### Material provided ###
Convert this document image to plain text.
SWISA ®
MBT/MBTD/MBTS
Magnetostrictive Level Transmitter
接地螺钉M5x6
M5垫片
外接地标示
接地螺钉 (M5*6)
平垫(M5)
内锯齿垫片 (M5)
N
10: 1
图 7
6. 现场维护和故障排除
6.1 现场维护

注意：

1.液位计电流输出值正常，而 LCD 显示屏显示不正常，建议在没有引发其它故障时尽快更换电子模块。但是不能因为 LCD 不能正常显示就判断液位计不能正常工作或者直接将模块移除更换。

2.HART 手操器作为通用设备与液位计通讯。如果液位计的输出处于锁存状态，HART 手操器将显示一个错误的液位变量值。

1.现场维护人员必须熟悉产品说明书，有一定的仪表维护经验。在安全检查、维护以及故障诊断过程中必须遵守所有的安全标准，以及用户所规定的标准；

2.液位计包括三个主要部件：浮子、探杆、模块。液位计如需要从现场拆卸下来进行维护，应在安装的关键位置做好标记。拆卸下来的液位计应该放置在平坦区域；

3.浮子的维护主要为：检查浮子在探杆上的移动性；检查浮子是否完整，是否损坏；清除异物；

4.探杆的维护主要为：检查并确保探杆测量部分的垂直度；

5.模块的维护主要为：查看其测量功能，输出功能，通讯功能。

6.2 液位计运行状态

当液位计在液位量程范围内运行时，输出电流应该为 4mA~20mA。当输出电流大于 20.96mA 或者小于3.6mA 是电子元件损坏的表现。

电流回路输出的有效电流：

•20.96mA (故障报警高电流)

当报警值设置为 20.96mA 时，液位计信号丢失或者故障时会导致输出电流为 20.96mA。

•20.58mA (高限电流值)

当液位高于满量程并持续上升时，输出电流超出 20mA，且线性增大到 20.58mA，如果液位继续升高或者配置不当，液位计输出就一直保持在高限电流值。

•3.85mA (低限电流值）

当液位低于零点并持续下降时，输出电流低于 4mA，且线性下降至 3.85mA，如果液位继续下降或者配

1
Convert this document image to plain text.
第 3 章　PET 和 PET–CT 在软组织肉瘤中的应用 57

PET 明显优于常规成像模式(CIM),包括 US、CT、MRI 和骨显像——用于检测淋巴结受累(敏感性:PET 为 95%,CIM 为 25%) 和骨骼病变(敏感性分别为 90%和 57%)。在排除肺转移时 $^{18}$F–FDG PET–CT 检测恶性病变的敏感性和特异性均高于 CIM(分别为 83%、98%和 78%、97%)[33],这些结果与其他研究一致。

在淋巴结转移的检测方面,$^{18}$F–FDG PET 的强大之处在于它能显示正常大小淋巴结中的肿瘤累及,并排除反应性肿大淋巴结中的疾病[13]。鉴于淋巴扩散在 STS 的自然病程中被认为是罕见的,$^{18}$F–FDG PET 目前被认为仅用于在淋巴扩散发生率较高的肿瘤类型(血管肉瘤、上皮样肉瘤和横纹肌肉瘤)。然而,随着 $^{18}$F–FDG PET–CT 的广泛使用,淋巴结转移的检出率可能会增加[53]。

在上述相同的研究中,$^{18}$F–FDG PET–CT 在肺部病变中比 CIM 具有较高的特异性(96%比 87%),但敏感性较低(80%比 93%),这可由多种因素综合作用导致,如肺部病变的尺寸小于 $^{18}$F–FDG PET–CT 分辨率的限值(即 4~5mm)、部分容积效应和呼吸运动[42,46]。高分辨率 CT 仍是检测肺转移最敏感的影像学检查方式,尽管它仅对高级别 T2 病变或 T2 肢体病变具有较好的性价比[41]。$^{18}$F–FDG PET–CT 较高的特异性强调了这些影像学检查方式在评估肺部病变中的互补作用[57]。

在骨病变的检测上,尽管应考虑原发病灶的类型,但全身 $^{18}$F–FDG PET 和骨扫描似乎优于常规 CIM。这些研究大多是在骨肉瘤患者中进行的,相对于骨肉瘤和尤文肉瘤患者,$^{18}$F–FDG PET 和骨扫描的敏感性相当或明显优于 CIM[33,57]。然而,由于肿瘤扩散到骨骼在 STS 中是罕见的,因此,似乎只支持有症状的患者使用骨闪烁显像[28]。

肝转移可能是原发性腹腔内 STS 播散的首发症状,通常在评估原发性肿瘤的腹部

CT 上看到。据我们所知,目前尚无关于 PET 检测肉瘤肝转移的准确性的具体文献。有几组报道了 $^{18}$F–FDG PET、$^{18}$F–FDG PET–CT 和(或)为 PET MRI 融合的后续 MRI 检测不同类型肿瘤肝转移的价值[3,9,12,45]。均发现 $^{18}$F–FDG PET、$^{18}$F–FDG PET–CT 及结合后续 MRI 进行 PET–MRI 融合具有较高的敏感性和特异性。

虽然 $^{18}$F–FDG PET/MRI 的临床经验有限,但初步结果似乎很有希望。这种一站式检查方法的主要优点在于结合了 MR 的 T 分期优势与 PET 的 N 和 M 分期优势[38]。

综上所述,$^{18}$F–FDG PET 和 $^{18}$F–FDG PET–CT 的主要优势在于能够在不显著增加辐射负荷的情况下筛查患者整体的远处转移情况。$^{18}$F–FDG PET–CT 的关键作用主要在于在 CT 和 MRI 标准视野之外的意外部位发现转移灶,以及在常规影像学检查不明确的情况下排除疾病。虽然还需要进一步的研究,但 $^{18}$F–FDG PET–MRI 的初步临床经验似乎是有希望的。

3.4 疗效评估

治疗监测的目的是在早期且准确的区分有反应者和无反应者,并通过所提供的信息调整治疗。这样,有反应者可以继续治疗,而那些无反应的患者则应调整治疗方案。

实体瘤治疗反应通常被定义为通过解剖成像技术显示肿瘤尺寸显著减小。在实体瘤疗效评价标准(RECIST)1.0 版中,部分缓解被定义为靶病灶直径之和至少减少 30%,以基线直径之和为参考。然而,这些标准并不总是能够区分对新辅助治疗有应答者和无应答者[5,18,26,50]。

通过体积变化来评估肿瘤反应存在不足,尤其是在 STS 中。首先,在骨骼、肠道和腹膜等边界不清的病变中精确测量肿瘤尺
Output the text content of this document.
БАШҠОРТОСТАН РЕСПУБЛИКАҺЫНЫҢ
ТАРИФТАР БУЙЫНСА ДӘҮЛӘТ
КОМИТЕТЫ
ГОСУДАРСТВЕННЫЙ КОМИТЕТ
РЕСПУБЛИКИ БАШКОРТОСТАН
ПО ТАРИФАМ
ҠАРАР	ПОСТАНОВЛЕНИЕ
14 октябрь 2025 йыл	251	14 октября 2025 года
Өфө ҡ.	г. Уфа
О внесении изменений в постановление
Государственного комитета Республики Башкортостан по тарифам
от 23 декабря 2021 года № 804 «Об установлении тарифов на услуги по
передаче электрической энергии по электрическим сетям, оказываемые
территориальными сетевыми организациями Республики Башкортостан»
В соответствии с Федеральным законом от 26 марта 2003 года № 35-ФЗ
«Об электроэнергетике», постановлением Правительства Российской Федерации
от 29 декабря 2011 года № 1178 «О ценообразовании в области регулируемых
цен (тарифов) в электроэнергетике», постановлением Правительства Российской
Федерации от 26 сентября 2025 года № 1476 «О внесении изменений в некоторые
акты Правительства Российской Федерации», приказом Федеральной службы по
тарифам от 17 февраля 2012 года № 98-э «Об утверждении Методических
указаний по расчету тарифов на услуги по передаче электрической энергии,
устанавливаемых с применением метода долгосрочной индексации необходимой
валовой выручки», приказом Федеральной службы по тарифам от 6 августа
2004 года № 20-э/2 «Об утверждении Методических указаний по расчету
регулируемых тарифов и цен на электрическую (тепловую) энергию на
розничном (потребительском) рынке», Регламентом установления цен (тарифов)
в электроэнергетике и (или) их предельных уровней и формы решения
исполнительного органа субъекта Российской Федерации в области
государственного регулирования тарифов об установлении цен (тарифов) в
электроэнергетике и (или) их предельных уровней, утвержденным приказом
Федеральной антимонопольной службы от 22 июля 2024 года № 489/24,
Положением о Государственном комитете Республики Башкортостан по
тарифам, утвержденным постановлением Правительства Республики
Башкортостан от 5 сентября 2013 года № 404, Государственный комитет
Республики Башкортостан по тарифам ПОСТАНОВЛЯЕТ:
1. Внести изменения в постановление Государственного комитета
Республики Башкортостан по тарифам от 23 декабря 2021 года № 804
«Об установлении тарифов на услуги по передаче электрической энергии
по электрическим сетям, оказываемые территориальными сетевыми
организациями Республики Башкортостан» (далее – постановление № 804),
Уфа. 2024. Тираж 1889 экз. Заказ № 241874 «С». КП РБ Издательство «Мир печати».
###
The request — Tally up the lines in the preceding listing that contain the string "области". Respond with the number and nothing else.

Task answer — 2